■ **YOUR TASK**
Give only the number of lines in these records that contain the word "check".
────────────────────
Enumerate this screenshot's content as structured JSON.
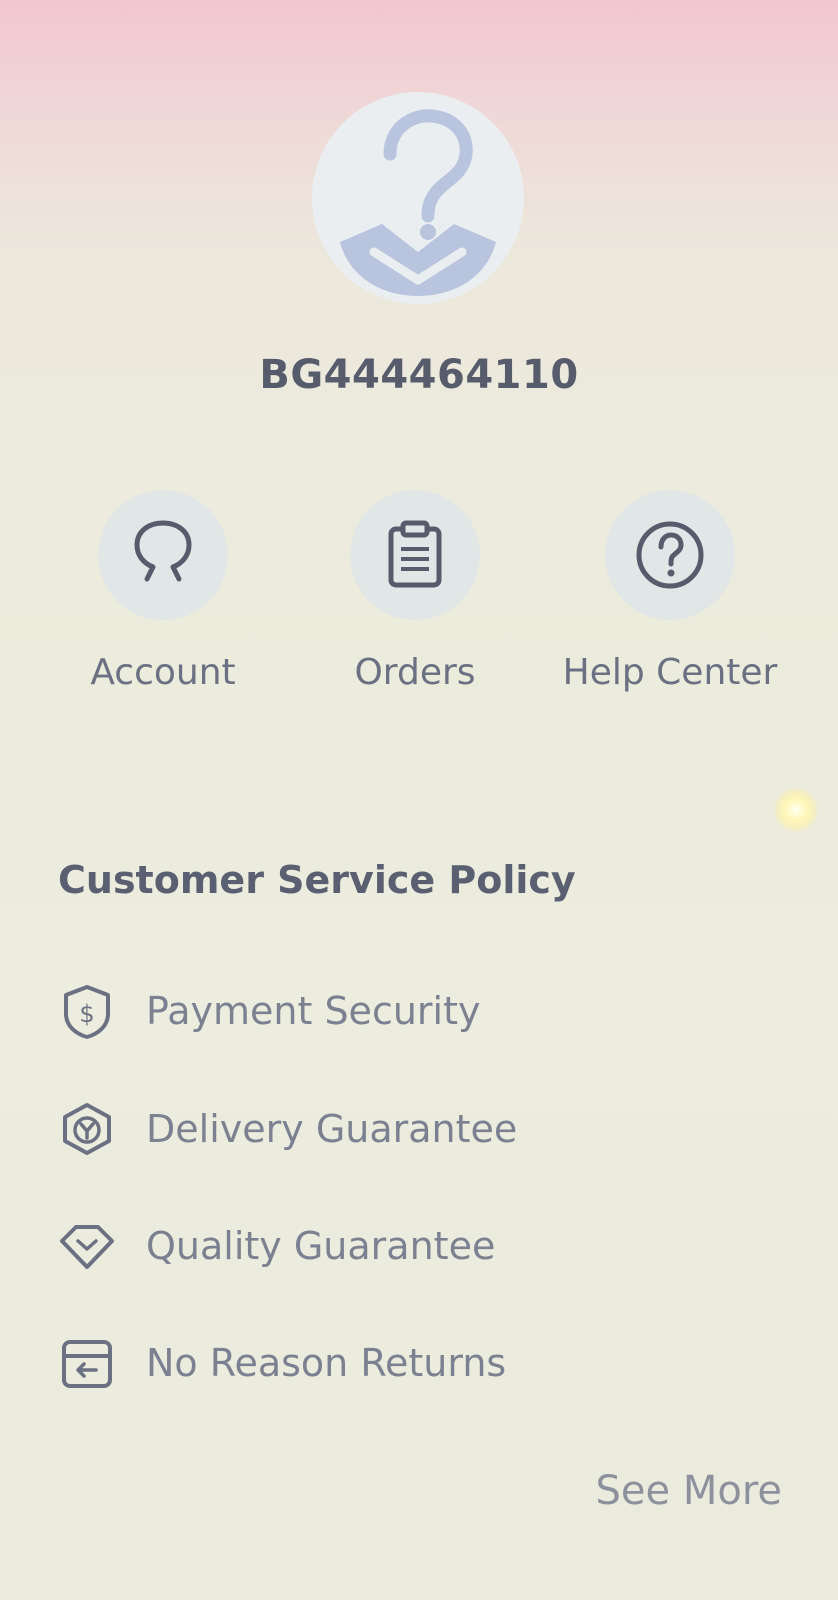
{
  "profile": {
    "user_id": "BG444464110",
    "avatar_icon": "question-mark-avatar-icon"
  },
  "quick_links": [
    {
      "label": "Account",
      "icon": "account-icon"
    },
    {
      "label": "Orders",
      "icon": "clipboard-icon"
    },
    {
      "label": "Help Center",
      "icon": "question-circle-icon"
    }
  ],
  "policy": {
    "title": "Customer Service Policy",
    "items": [
      {
        "label": "Payment Security",
        "icon": "shield-dollar-icon"
      },
      {
        "label": "Delivery Guarantee",
        "icon": "box-check-icon"
      },
      {
        "label": "Quality Guarantee",
        "icon": "diamond-check-icon"
      },
      {
        "label": "No Reason Returns",
        "icon": "return-box-icon"
      }
    ],
    "see_more_label": "See More"
  },
  "colors": {
    "accent_icon": "#b9c4df",
    "text_dark": "#565c6c",
    "text_muted": "#7c8192"
  }
}
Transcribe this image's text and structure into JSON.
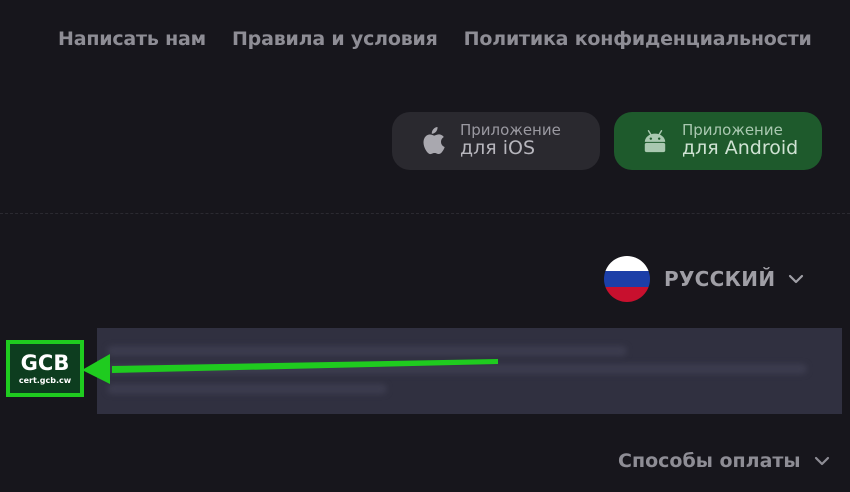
{
  "footer_links": [
    {
      "label": "Написать нам"
    },
    {
      "label": "Правила и условия"
    },
    {
      "label": "Политика конфиденциальности"
    }
  ],
  "apps": {
    "ios": {
      "line1": "Приложение",
      "line2": "для iOS"
    },
    "android": {
      "line1": "Приложение",
      "line2": "для Android"
    }
  },
  "language": {
    "label": "РУССКИЙ",
    "flag_colors": [
      "#ffffff",
      "#1c3fa8",
      "#c8102e"
    ]
  },
  "badge": {
    "title": "GCB",
    "subtitle": "cert.gcb.cw",
    "accent": "#1fcb1f"
  },
  "payment": {
    "label": "Способы оплаты"
  },
  "icons": {
    "ios": "apple-icon",
    "android": "android-icon",
    "chevron": "chevron-down-icon"
  }
}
────────────────────
■ **TASK SOLUTION**
2